Entries shown:
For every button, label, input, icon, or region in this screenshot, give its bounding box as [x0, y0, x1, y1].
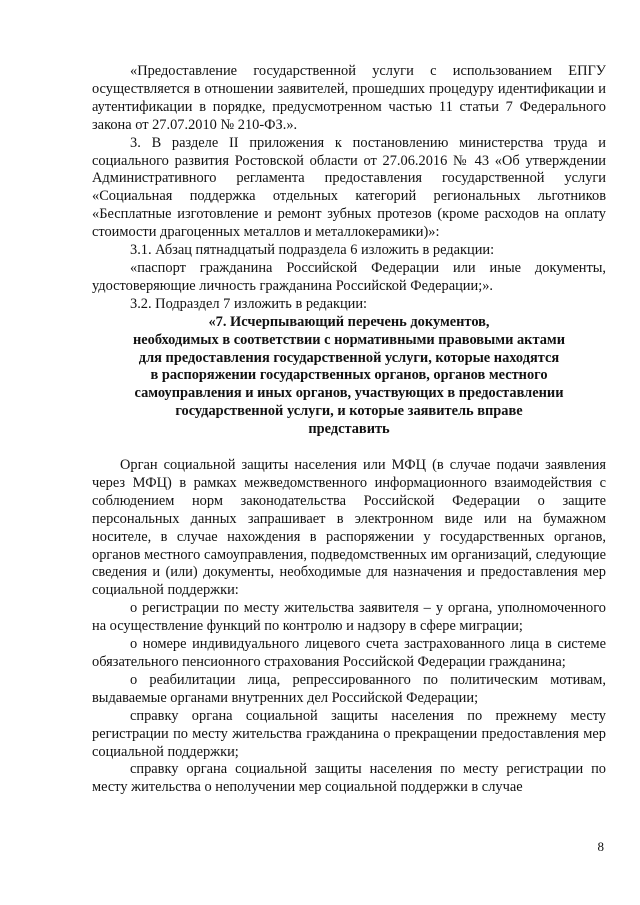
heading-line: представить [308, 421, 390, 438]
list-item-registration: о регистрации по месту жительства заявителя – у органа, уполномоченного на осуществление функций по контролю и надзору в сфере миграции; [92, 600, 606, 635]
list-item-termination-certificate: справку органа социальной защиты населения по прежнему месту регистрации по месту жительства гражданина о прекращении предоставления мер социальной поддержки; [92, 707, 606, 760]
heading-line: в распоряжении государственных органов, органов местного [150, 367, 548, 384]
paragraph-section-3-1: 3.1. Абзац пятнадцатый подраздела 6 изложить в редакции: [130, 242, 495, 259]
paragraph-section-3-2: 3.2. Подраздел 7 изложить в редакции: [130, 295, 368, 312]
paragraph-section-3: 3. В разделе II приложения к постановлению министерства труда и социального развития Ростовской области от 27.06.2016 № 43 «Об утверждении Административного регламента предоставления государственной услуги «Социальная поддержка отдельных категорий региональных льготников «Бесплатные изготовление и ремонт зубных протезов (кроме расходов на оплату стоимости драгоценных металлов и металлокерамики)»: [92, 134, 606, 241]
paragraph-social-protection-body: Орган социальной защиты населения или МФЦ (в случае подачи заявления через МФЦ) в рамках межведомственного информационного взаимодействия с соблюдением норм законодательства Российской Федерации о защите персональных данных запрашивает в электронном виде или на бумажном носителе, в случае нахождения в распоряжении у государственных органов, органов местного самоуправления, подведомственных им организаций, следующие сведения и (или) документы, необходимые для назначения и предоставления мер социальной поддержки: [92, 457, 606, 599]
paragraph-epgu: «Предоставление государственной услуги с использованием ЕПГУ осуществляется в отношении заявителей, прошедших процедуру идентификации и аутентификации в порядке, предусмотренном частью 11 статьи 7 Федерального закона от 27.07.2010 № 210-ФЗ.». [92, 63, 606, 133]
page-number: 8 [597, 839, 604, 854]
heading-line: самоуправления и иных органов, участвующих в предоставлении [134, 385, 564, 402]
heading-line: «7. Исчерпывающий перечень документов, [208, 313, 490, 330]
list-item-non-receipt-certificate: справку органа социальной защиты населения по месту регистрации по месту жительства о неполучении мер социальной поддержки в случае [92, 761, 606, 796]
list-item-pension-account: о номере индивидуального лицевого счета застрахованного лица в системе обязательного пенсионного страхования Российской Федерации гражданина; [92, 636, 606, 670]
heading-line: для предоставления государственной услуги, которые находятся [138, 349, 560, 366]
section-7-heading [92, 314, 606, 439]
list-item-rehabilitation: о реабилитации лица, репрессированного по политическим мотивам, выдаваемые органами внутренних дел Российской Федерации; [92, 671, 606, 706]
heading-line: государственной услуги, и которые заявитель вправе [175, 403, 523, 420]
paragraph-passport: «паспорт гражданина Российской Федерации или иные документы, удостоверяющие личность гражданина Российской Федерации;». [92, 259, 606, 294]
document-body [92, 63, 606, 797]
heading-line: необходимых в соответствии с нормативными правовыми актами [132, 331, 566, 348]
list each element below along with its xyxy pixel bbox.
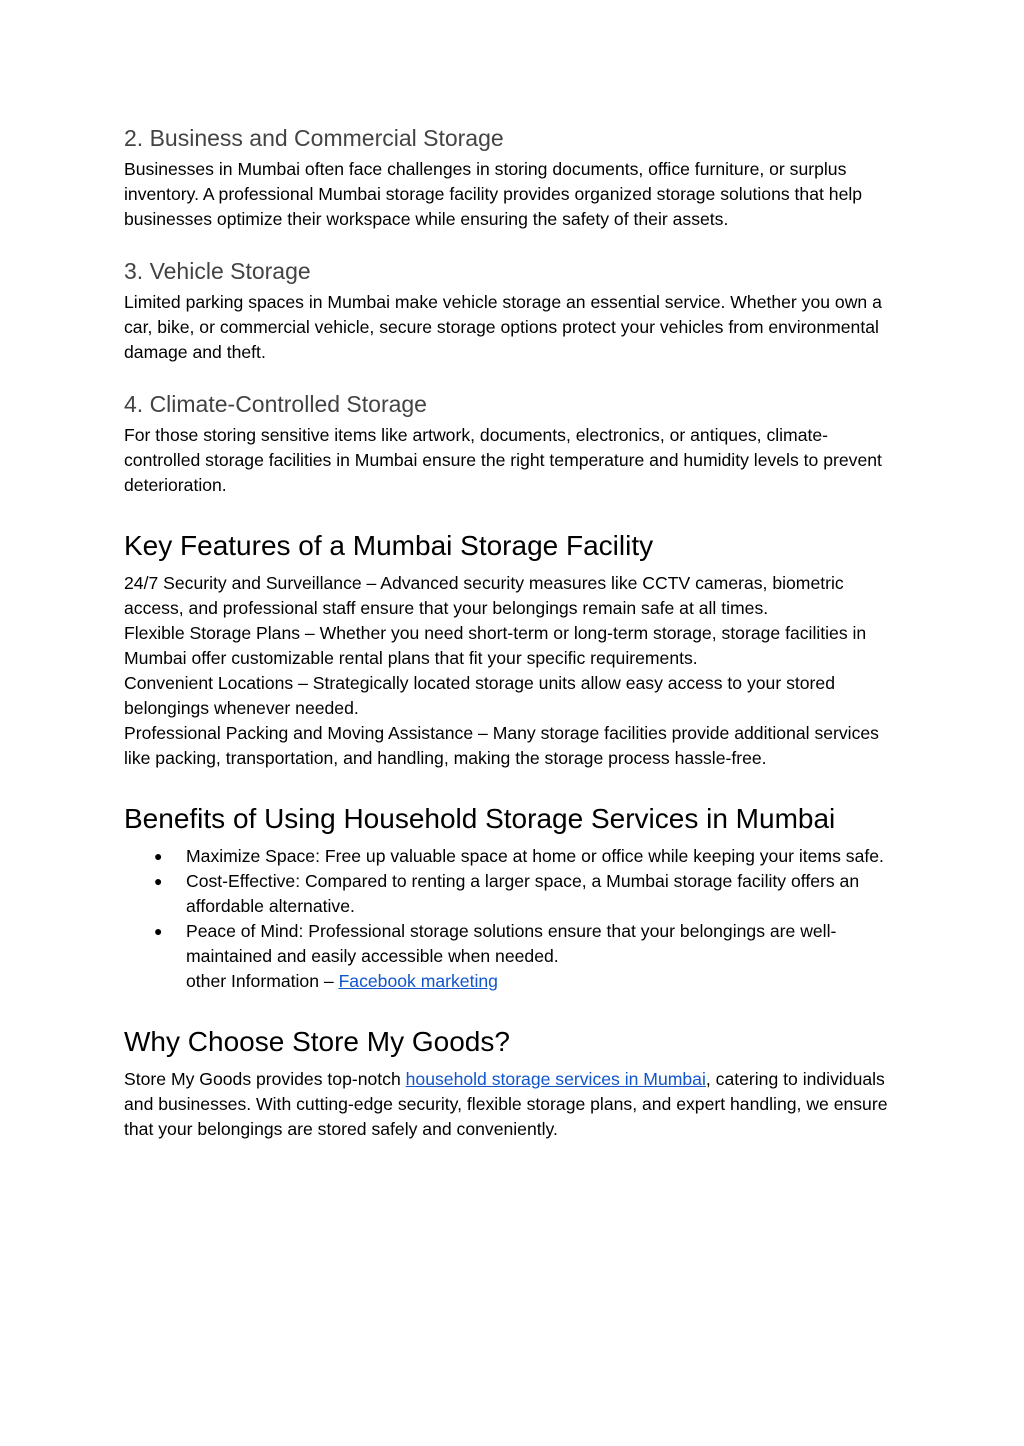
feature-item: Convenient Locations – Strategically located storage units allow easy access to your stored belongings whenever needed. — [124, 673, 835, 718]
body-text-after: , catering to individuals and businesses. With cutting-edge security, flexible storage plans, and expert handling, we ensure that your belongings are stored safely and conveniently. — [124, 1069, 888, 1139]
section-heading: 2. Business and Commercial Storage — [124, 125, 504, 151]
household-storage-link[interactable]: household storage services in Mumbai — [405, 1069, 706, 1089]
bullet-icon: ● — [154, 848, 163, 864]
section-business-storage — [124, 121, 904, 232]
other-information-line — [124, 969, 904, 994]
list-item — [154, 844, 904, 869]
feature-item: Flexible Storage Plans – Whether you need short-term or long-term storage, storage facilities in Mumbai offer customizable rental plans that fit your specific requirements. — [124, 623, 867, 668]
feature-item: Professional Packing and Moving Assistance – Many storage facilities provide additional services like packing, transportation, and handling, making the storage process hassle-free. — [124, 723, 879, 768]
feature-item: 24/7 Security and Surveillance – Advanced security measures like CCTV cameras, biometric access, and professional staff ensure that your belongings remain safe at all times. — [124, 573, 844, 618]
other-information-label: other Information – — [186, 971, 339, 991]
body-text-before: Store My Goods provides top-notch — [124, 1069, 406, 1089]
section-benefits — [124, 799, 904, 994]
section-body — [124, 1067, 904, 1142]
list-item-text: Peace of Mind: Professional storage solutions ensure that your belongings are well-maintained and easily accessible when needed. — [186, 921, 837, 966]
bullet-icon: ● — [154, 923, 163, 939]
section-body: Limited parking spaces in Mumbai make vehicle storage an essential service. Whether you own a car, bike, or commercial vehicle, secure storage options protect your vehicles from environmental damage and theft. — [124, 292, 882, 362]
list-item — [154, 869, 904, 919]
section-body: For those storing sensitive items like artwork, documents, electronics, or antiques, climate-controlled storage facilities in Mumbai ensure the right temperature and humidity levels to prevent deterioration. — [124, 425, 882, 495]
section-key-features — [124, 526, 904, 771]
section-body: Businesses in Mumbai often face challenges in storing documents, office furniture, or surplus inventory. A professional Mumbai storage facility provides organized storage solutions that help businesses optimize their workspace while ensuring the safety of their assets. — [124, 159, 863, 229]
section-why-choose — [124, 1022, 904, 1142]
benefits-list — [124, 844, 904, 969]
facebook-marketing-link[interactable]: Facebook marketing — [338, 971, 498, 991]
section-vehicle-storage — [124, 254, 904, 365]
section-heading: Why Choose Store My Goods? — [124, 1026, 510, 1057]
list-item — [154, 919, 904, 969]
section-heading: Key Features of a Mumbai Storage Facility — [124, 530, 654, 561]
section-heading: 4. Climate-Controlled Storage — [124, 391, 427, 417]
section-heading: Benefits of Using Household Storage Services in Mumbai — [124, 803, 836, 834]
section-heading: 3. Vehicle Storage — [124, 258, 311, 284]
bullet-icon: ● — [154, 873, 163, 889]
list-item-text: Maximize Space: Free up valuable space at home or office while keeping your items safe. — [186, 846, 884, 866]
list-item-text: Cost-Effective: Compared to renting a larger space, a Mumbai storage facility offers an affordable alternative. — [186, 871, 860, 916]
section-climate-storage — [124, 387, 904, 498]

==

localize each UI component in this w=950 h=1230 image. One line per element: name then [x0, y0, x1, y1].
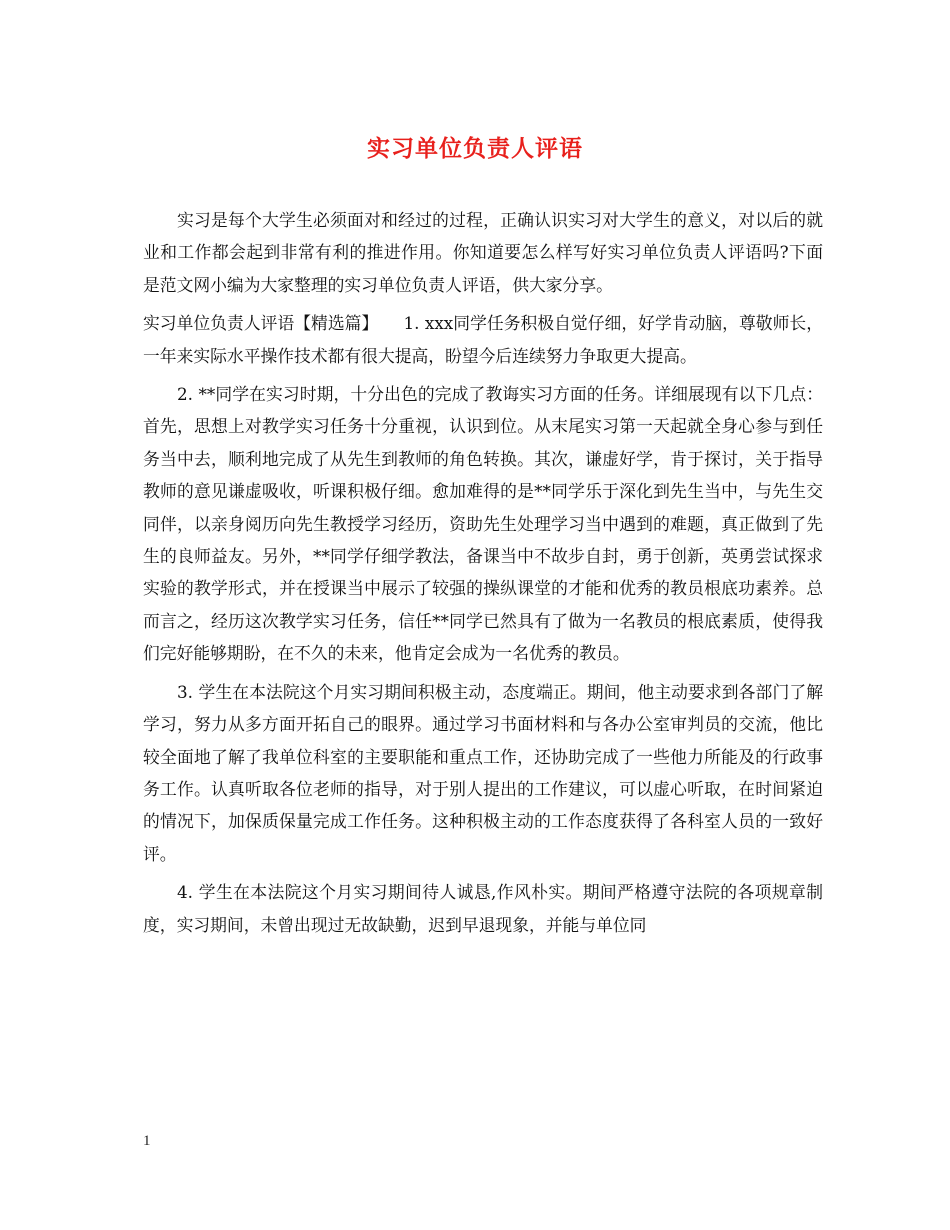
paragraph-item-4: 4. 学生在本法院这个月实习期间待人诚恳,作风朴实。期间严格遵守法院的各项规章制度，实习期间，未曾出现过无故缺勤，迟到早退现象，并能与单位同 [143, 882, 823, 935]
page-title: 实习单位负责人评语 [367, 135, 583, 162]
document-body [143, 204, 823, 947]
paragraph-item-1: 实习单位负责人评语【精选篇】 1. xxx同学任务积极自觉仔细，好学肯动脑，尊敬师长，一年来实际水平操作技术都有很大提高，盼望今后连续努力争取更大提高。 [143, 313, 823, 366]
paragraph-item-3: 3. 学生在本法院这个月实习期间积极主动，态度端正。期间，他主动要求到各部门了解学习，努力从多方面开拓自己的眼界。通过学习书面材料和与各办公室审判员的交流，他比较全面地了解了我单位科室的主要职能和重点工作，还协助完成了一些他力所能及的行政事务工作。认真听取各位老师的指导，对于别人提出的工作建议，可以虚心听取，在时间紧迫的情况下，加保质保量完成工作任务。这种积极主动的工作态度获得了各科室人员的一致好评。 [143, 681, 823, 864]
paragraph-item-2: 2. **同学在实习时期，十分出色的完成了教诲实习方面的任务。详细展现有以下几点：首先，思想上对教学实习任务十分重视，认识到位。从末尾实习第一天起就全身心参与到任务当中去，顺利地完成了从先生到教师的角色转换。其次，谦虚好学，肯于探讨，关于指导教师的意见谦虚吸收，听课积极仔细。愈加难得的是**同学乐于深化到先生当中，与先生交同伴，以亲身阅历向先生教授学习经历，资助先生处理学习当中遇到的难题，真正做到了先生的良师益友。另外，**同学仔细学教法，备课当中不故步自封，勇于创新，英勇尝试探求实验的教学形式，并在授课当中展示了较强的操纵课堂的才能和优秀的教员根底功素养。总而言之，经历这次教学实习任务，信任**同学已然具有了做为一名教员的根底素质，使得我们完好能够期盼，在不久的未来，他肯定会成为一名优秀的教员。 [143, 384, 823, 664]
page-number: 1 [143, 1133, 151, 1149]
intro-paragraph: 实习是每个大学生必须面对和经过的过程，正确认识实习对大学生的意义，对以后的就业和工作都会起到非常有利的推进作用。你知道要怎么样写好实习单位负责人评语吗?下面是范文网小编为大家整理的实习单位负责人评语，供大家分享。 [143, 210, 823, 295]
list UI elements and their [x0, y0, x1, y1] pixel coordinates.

What is required: Which lines make up the part that opens with the line containing "heading-line: представить [308, 421, 390, 438]" and closes with the one containing "paragraph-section-3-2: 3.2. Подраздел"? Copy them out unchanged, both end lines included.

Solution to the problem:
heading-line: представить [308, 421, 390, 438]
list-item-registration: о регистрации по месту жительства заявителя – у органа, уполномоченного на осуществление функций по контролю и надзору в сфере миграции; [92, 600, 606, 635]
list-item-termination-certificate: справку органа социальной защиты населения по прежнему месту регистрации по месту жительства гражданина о прекращении предоставления мер социальной поддержки; [92, 707, 606, 760]
heading-line: в распоряжении государственных органов, органов местного [150, 367, 548, 384]
paragraph-section-3-1: 3.1. Абзац пятнадцатый подраздела 6 изложить в редакции: [130, 242, 495, 259]
paragraph-section-3-2: 3.2. Подраздел 7 изложить в редакции: [130, 295, 368, 312]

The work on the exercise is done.